→ **Set exercise**:
Lines containing the word "years" need to be counted. Please reply with how many there are, and nothing else.

━━ Working data

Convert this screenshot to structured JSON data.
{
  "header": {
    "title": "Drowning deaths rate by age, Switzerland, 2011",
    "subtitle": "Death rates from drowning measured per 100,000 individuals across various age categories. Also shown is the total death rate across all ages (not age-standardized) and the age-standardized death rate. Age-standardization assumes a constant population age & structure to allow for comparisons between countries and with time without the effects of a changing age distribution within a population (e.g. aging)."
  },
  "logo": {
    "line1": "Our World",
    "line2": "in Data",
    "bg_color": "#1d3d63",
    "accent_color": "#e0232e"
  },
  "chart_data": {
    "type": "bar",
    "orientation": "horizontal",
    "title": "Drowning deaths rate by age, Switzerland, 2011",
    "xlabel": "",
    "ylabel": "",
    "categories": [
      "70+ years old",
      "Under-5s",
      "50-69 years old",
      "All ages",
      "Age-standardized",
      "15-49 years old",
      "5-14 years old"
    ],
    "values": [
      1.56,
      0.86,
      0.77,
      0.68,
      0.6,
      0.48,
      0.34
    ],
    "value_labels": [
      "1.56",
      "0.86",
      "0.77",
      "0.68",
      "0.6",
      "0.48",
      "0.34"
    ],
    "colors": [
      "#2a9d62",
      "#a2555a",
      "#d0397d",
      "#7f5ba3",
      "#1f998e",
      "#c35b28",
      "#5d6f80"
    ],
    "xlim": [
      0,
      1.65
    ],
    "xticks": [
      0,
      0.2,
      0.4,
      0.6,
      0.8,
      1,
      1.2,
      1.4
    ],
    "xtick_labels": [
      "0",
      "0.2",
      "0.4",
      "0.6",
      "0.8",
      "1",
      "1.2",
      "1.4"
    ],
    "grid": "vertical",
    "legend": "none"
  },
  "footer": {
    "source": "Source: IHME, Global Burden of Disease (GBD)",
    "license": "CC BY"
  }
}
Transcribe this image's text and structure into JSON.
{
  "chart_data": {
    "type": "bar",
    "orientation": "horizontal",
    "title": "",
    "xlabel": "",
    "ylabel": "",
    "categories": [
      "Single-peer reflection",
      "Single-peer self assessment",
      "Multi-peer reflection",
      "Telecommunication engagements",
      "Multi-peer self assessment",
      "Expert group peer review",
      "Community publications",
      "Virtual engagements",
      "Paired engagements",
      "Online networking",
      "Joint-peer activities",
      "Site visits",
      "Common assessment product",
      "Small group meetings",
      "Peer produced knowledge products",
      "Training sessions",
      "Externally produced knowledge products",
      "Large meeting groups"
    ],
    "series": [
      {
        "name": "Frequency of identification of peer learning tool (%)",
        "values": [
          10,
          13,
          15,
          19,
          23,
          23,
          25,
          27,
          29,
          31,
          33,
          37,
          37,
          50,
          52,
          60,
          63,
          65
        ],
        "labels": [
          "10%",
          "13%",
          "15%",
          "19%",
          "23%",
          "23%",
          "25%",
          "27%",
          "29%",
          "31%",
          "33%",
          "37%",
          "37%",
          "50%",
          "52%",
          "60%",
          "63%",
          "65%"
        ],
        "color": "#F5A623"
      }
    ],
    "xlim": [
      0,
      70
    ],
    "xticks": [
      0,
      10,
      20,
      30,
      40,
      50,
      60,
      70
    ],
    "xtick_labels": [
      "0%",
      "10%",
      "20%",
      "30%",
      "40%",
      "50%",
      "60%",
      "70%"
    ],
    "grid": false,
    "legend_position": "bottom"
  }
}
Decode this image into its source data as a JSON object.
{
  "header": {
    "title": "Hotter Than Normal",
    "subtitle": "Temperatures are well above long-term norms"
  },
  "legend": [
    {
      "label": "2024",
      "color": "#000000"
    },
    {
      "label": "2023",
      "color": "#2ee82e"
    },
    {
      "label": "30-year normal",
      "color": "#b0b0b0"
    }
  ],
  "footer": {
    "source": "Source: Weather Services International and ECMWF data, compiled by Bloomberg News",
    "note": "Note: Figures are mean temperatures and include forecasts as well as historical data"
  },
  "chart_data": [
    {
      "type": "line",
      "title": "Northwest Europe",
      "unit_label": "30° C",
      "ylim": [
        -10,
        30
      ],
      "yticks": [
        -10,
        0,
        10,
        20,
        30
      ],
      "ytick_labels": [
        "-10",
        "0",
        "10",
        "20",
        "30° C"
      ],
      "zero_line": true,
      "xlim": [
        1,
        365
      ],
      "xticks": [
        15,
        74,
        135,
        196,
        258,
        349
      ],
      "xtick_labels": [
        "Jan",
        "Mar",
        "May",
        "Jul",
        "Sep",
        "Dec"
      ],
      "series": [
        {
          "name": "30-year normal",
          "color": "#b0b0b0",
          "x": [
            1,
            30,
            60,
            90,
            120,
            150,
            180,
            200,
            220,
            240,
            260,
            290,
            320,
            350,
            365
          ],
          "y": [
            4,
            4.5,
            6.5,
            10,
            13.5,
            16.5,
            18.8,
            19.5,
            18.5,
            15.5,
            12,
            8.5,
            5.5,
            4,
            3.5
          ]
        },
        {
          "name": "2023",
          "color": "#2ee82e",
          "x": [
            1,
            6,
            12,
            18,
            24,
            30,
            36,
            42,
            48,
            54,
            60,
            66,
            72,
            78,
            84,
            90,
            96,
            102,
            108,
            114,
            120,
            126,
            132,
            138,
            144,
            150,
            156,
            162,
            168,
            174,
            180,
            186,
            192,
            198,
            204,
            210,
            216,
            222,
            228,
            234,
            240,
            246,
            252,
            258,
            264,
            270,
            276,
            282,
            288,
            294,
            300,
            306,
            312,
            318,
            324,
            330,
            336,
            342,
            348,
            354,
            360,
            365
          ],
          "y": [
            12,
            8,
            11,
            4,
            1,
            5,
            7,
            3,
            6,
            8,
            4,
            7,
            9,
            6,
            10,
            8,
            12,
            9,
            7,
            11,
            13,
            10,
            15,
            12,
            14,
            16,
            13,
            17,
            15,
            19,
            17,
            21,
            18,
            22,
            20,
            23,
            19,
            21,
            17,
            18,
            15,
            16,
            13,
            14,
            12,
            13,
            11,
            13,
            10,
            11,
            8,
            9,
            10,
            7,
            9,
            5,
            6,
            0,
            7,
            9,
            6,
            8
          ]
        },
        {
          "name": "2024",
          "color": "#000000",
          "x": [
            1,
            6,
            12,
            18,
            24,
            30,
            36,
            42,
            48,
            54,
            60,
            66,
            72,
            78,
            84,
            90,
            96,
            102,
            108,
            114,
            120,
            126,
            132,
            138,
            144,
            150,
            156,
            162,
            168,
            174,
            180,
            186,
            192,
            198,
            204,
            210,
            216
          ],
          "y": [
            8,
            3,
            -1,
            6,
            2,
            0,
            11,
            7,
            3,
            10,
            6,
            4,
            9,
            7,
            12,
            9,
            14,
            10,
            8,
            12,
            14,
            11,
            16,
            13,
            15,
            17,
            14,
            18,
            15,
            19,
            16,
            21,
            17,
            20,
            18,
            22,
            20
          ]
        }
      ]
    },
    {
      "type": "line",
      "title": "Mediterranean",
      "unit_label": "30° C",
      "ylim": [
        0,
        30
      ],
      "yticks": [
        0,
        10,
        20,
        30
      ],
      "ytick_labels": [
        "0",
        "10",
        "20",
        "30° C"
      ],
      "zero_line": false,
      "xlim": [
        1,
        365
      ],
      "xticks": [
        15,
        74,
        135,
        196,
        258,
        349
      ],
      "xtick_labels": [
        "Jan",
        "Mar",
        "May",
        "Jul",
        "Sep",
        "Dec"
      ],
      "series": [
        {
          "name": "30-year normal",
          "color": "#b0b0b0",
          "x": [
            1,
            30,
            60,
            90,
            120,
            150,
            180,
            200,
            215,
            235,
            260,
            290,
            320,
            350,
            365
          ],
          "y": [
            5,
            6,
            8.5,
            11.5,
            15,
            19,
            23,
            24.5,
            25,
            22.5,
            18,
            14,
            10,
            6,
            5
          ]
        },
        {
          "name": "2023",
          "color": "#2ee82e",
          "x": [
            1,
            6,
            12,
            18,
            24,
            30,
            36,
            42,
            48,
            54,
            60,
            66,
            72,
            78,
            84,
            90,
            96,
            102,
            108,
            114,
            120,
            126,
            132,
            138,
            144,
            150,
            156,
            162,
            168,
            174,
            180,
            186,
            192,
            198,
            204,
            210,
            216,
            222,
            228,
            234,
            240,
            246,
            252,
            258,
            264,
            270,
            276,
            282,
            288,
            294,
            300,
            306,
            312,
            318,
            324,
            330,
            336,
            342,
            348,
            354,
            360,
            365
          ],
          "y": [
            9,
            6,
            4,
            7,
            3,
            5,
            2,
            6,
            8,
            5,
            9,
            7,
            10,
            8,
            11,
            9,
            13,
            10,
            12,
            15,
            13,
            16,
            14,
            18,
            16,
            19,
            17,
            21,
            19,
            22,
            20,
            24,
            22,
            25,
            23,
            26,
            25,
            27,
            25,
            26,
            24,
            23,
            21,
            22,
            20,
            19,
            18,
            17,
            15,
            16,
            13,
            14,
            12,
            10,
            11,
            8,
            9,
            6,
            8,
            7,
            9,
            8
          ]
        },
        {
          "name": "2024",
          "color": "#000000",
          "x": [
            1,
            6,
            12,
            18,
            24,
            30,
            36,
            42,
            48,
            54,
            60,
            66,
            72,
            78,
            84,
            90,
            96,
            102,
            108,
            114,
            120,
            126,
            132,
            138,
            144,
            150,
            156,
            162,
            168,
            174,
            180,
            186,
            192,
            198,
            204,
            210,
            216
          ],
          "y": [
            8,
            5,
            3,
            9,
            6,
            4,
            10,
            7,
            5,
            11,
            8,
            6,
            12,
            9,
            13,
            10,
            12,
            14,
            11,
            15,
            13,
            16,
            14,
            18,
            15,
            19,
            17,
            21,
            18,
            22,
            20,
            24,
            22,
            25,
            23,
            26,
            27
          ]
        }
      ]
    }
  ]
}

━━━━

→ **Complete response**:
4